**Aim:**
Every entry that follows should be repeated exactly; drop the images.
Start of Records for the task
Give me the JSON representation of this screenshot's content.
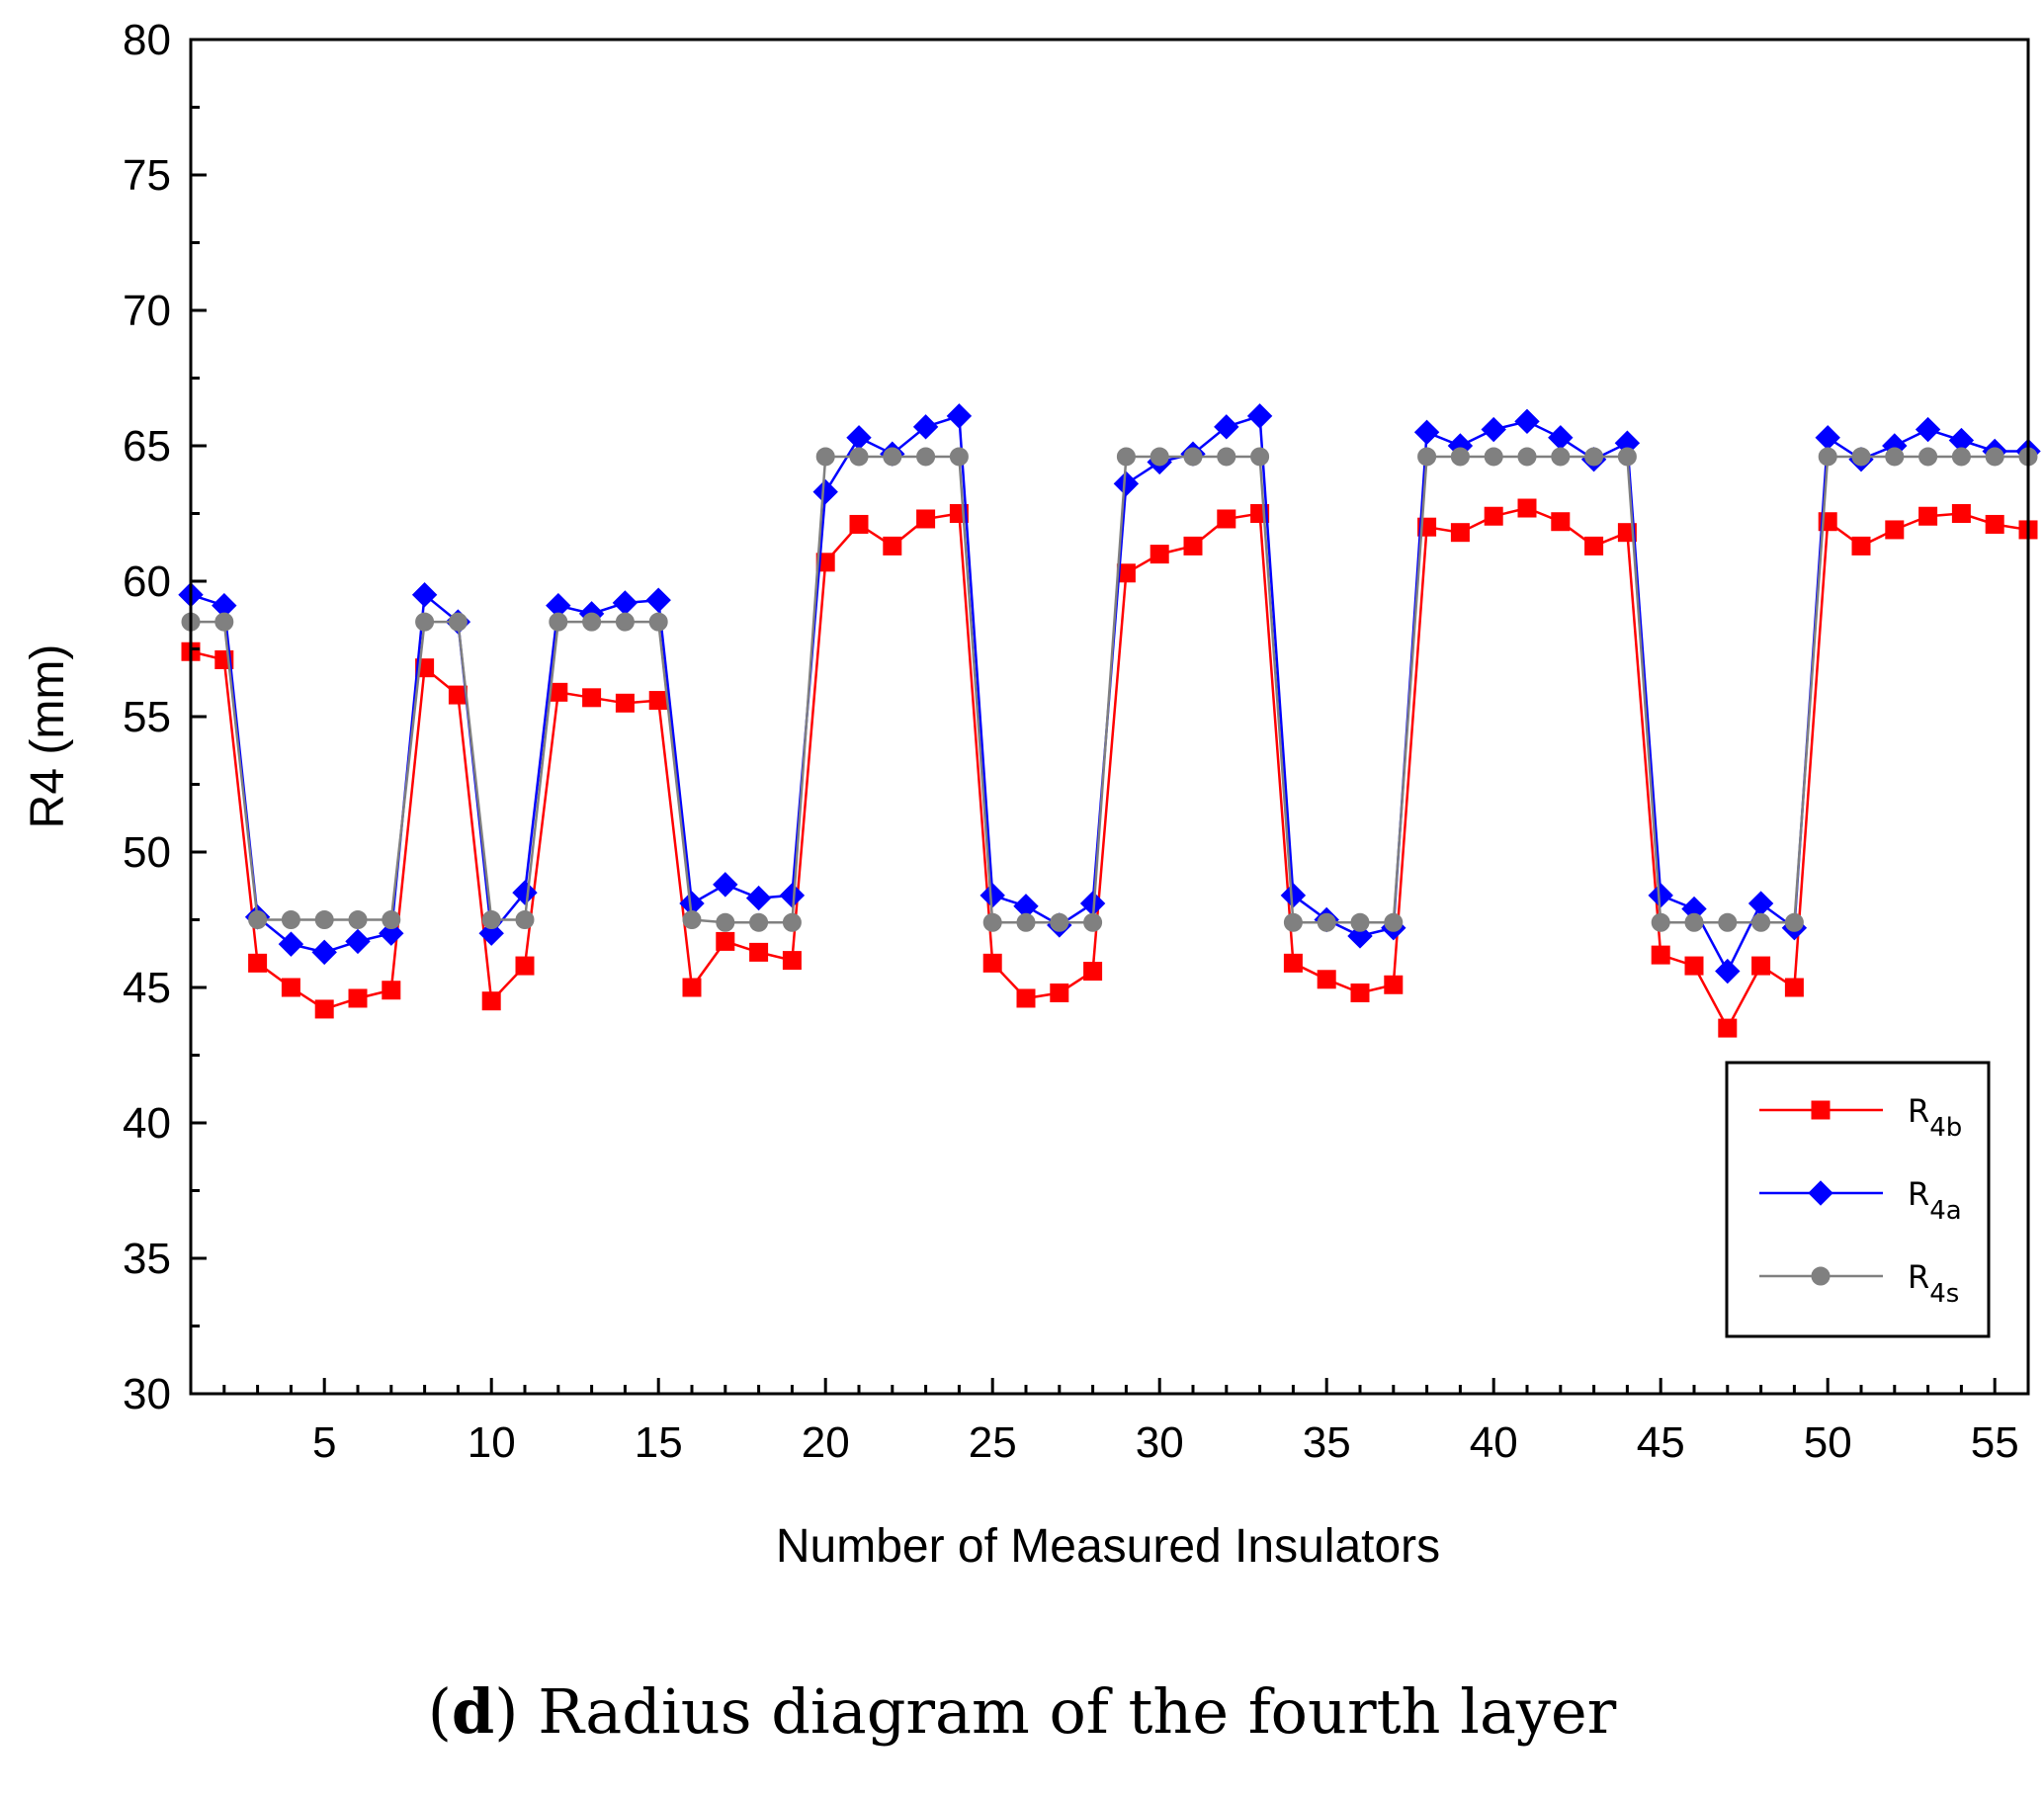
{
  "chart_data": {
    "type": "line",
    "xlabel": "Number of Measured Insulators",
    "ylabel": "R4 (mm)",
    "xlim": [
      1,
      56
    ],
    "ylim": [
      30,
      80
    ],
    "x_ticks": [
      5,
      10,
      15,
      20,
      25,
      30,
      35,
      40,
      45,
      50,
      55
    ],
    "y_ticks": [
      30,
      35,
      40,
      45,
      50,
      55,
      60,
      65,
      70,
      75,
      80
    ],
    "legend_position": "bottom-right",
    "x": [
      1,
      2,
      3,
      4,
      5,
      6,
      7,
      8,
      9,
      10,
      11,
      12,
      13,
      14,
      15,
      16,
      17,
      18,
      19,
      20,
      21,
      22,
      23,
      24,
      25,
      26,
      27,
      28,
      29,
      30,
      31,
      32,
      33,
      34,
      35,
      36,
      37,
      38,
      39,
      40,
      41,
      42,
      43,
      44,
      45,
      46,
      47,
      48,
      49,
      50,
      51,
      52,
      53,
      54,
      55,
      56
    ],
    "series": [
      {
        "name": "R4b",
        "label_main": "R",
        "label_sub": "4b",
        "color": "#ff0000",
        "marker": "square",
        "values": [
          57.4,
          57.1,
          45.9,
          45.0,
          44.2,
          44.6,
          44.9,
          56.8,
          55.8,
          44.5,
          45.8,
          55.9,
          55.7,
          55.5,
          55.6,
          45.0,
          46.7,
          46.3,
          46.0,
          60.7,
          62.1,
          61.3,
          62.3,
          62.5,
          45.9,
          44.6,
          44.8,
          45.6,
          60.3,
          61.0,
          61.3,
          62.3,
          62.5,
          45.9,
          45.3,
          44.8,
          45.1,
          62.0,
          61.8,
          62.4,
          62.7,
          62.2,
          61.3,
          61.8,
          46.2,
          45.8,
          43.5,
          45.8,
          45.0,
          62.2,
          61.3,
          61.9,
          62.4,
          62.5,
          62.1,
          61.9
        ]
      },
      {
        "name": "R4a",
        "label_main": "R",
        "label_sub": "4a",
        "color": "#0000ff",
        "marker": "diamond",
        "values": [
          59.5,
          59.1,
          47.6,
          46.6,
          46.3,
          46.7,
          47.0,
          59.5,
          58.5,
          47.0,
          48.5,
          59.1,
          58.8,
          59.2,
          59.3,
          48.1,
          48.8,
          48.3,
          48.4,
          63.3,
          65.3,
          64.7,
          65.7,
          66.1,
          48.4,
          48.0,
          47.3,
          48.1,
          63.6,
          64.4,
          64.7,
          65.7,
          66.1,
          48.4,
          47.5,
          46.9,
          47.2,
          65.5,
          65.0,
          65.6,
          65.9,
          65.3,
          64.5,
          65.1,
          48.4,
          47.9,
          45.6,
          48.1,
          47.2,
          65.3,
          64.5,
          65.0,
          65.6,
          65.2,
          64.8,
          64.8
        ]
      },
      {
        "name": "R4s",
        "label_main": "R",
        "label_sub": "4s",
        "color": "#808080",
        "marker": "circle",
        "values": [
          58.5,
          58.5,
          47.5,
          47.5,
          47.5,
          47.5,
          47.5,
          58.5,
          58.5,
          47.5,
          47.5,
          58.5,
          58.5,
          58.5,
          58.5,
          47.5,
          47.4,
          47.4,
          47.4,
          64.6,
          64.6,
          64.6,
          64.6,
          64.6,
          47.4,
          47.4,
          47.4,
          47.4,
          64.6,
          64.6,
          64.6,
          64.6,
          64.6,
          47.4,
          47.4,
          47.4,
          47.4,
          64.6,
          64.6,
          64.6,
          64.6,
          64.6,
          64.6,
          64.6,
          47.4,
          47.4,
          47.4,
          47.4,
          47.4,
          64.6,
          64.6,
          64.6,
          64.6,
          64.6,
          64.6,
          64.6
        ]
      }
    ]
  },
  "caption": {
    "letter": "(d)",
    "letter_open": "(",
    "letter_bold": "d",
    "letter_close": ")",
    "text": " Radius diagram of the fourth layer"
  }
}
End of Records for the task
**Exercise result:**
Give me the JSON representation of this screenshot's content.
{
  "chart_data": {
    "type": "line",
    "xlabel": "Number of Measured Insulators",
    "ylabel": "R4 (mm)",
    "xlim": [
      1,
      56
    ],
    "ylim": [
      30,
      80
    ],
    "x_ticks": [
      5,
      10,
      15,
      20,
      25,
      30,
      35,
      40,
      45,
      50,
      55
    ],
    "y_ticks": [
      30,
      35,
      40,
      45,
      50,
      55,
      60,
      65,
      70,
      75,
      80
    ],
    "legend_position": "bottom-right",
    "x": [
      1,
      2,
      3,
      4,
      5,
      6,
      7,
      8,
      9,
      10,
      11,
      12,
      13,
      14,
      15,
      16,
      17,
      18,
      19,
      20,
      21,
      22,
      23,
      24,
      25,
      26,
      27,
      28,
      29,
      30,
      31,
      32,
      33,
      34,
      35,
      36,
      37,
      38,
      39,
      40,
      41,
      42,
      43,
      44,
      45,
      46,
      47,
      48,
      49,
      50,
      51,
      52,
      53,
      54,
      55,
      56
    ],
    "series": [
      {
        "name": "R4b",
        "label_main": "R",
        "label_sub": "4b",
        "color": "#ff0000",
        "marker": "square",
        "values": [
          57.4,
          57.1,
          45.9,
          45.0,
          44.2,
          44.6,
          44.9,
          56.8,
          55.8,
          44.5,
          45.8,
          55.9,
          55.7,
          55.5,
          55.6,
          45.0,
          46.7,
          46.3,
          46.0,
          60.7,
          62.1,
          61.3,
          62.3,
          62.5,
          45.9,
          44.6,
          44.8,
          45.6,
          60.3,
          61.0,
          61.3,
          62.3,
          62.5,
          45.9,
          45.3,
          44.8,
          45.1,
          62.0,
          61.8,
          62.4,
          62.7,
          62.2,
          61.3,
          61.8,
          46.2,
          45.8,
          43.5,
          45.8,
          45.0,
          62.2,
          61.3,
          61.9,
          62.4,
          62.5,
          62.1,
          61.9
        ]
      },
      {
        "name": "R4a",
        "label_main": "R",
        "label_sub": "4a",
        "color": "#0000ff",
        "marker": "diamond",
        "values": [
          59.5,
          59.1,
          47.6,
          46.6,
          46.3,
          46.7,
          47.0,
          59.5,
          58.5,
          47.0,
          48.5,
          59.1,
          58.8,
          59.2,
          59.3,
          48.1,
          48.8,
          48.3,
          48.4,
          63.3,
          65.3,
          64.7,
          65.7,
          66.1,
          48.4,
          48.0,
          47.3,
          48.1,
          63.6,
          64.4,
          64.7,
          65.7,
          66.1,
          48.4,
          47.5,
          46.9,
          47.2,
          65.5,
          65.0,
          65.6,
          65.9,
          65.3,
          64.5,
          65.1,
          48.4,
          47.9,
          45.6,
          48.1,
          47.2,
          65.3,
          64.5,
          65.0,
          65.6,
          65.2,
          64.8,
          64.8
        ]
      },
      {
        "name": "R4s",
        "label_main": "R",
        "label_sub": "4s",
        "color": "#808080",
        "marker": "circle",
        "values": [
          58.5,
          58.5,
          47.5,
          47.5,
          47.5,
          47.5,
          47.5,
          58.5,
          58.5,
          47.5,
          47.5,
          58.5,
          58.5,
          58.5,
          58.5,
          47.5,
          47.4,
          47.4,
          47.4,
          64.6,
          64.6,
          64.6,
          64.6,
          64.6,
          47.4,
          47.4,
          47.4,
          47.4,
          64.6,
          64.6,
          64.6,
          64.6,
          64.6,
          47.4,
          47.4,
          47.4,
          47.4,
          64.6,
          64.6,
          64.6,
          64.6,
          64.6,
          64.6,
          64.6,
          47.4,
          47.4,
          47.4,
          47.4,
          47.4,
          64.6,
          64.6,
          64.6,
          64.6,
          64.6,
          64.6,
          64.6
        ]
      }
    ]
  },
  "caption": {
    "letter": "(d)",
    "letter_open": "(",
    "letter_bold": "d",
    "letter_close": ")",
    "text": " Radius diagram of the fourth layer"
  }
}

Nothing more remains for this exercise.